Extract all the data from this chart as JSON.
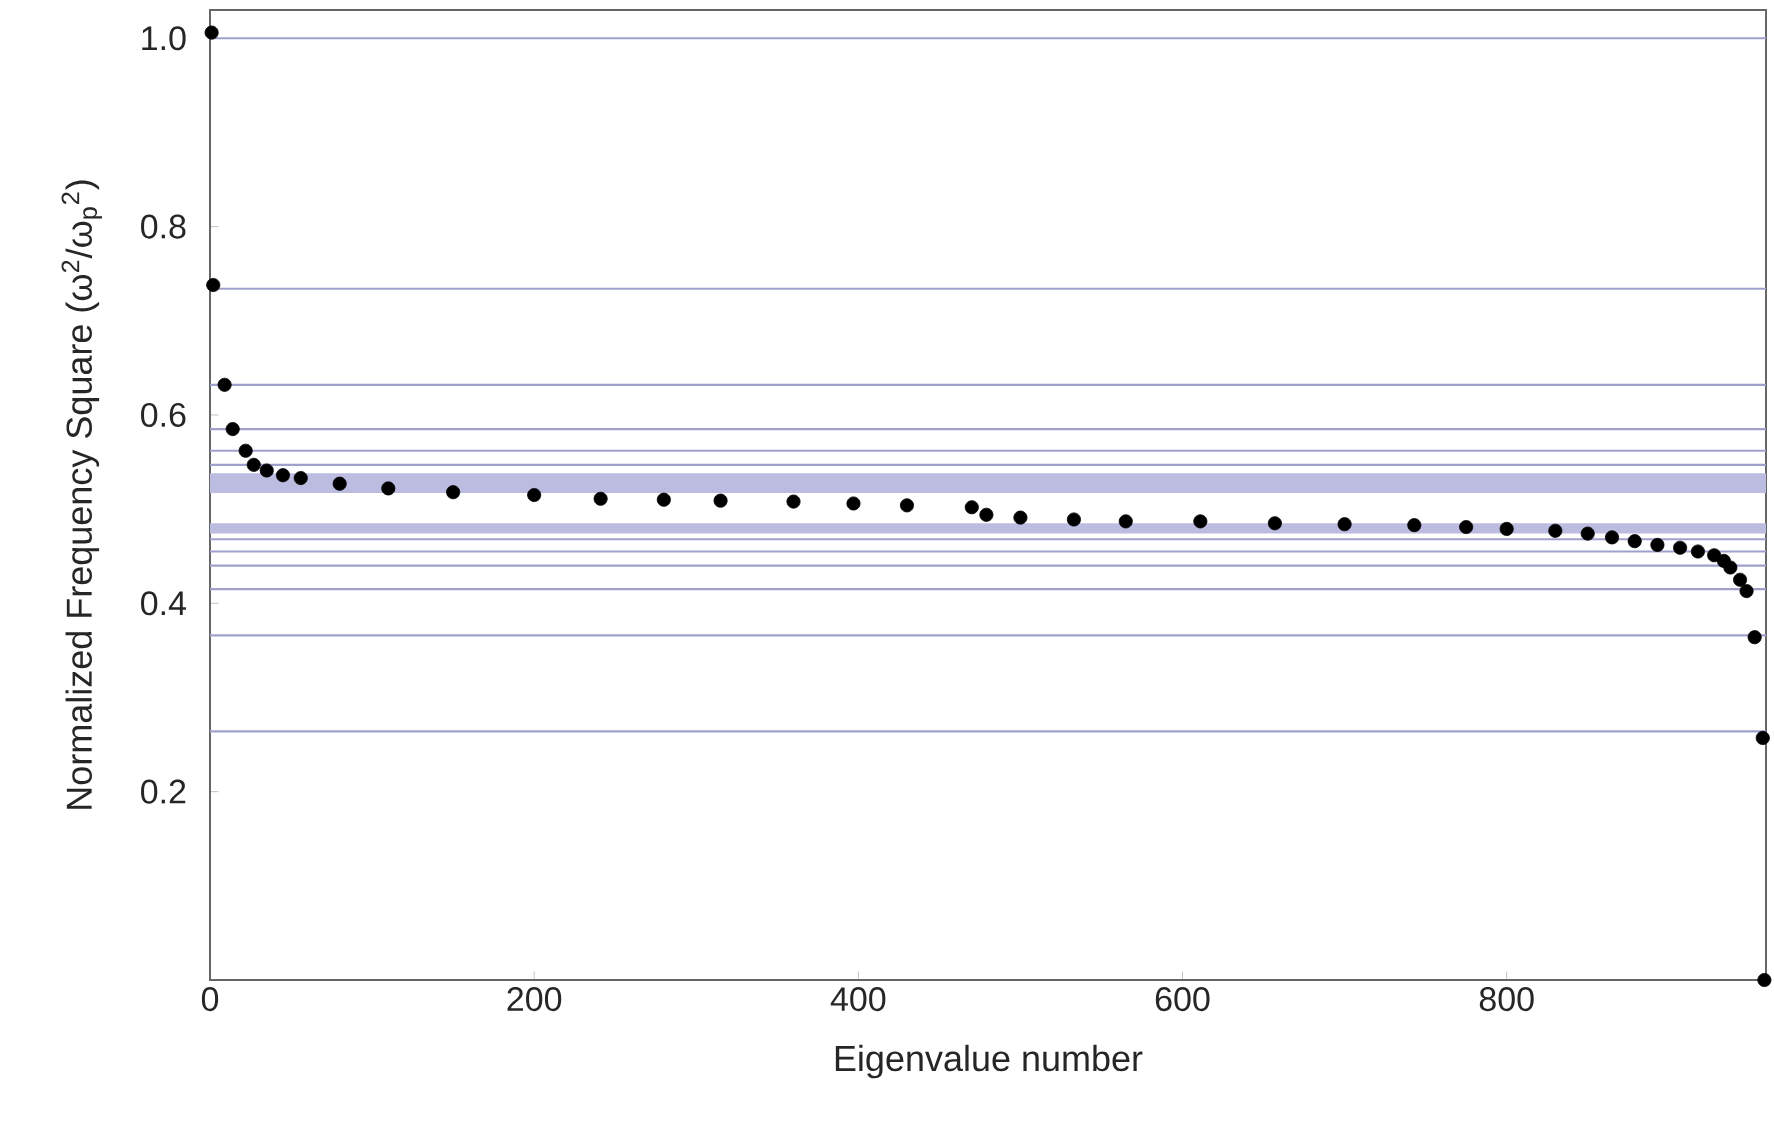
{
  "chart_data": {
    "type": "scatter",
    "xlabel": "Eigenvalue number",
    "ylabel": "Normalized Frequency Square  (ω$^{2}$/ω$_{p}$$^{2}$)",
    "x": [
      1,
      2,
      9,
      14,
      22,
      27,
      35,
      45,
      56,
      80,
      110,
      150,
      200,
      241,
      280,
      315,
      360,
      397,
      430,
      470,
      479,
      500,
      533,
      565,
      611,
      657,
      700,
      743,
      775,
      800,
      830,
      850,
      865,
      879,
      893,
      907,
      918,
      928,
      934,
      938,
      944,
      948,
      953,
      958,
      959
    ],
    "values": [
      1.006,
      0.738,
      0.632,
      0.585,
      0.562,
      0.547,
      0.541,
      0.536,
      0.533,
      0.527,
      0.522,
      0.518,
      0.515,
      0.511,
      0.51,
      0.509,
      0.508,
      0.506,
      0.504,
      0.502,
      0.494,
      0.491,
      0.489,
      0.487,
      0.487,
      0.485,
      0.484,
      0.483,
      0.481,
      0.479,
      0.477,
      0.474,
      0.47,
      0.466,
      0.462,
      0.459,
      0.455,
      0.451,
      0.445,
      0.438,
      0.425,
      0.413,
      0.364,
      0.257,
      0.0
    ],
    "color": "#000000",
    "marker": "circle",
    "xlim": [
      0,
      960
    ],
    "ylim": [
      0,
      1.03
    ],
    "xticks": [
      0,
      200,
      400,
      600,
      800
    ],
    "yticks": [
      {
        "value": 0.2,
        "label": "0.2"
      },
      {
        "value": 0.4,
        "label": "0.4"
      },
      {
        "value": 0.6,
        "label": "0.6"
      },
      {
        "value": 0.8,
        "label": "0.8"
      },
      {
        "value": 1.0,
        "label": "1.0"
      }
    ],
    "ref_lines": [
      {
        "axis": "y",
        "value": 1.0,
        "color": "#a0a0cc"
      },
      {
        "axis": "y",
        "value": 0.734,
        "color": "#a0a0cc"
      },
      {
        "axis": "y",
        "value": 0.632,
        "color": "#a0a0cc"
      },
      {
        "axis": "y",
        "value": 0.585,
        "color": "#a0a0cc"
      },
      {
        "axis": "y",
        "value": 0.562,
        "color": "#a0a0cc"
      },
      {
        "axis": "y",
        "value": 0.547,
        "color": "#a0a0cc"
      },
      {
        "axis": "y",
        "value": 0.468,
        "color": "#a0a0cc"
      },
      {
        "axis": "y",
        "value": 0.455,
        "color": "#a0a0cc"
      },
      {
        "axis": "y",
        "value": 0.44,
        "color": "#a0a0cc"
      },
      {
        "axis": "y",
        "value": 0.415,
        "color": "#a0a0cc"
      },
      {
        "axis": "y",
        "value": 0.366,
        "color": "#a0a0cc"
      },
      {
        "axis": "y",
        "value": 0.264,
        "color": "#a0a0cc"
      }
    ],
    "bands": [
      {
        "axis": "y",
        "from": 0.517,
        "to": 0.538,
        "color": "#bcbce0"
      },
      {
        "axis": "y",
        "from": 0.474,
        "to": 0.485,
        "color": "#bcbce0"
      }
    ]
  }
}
====
Exercise directions:
Copy out each line of the data containing the string "from".

Solution to this problem:
Extract all the data from this chart as JSON.
        "from": 0.517,
        "from": 0.474,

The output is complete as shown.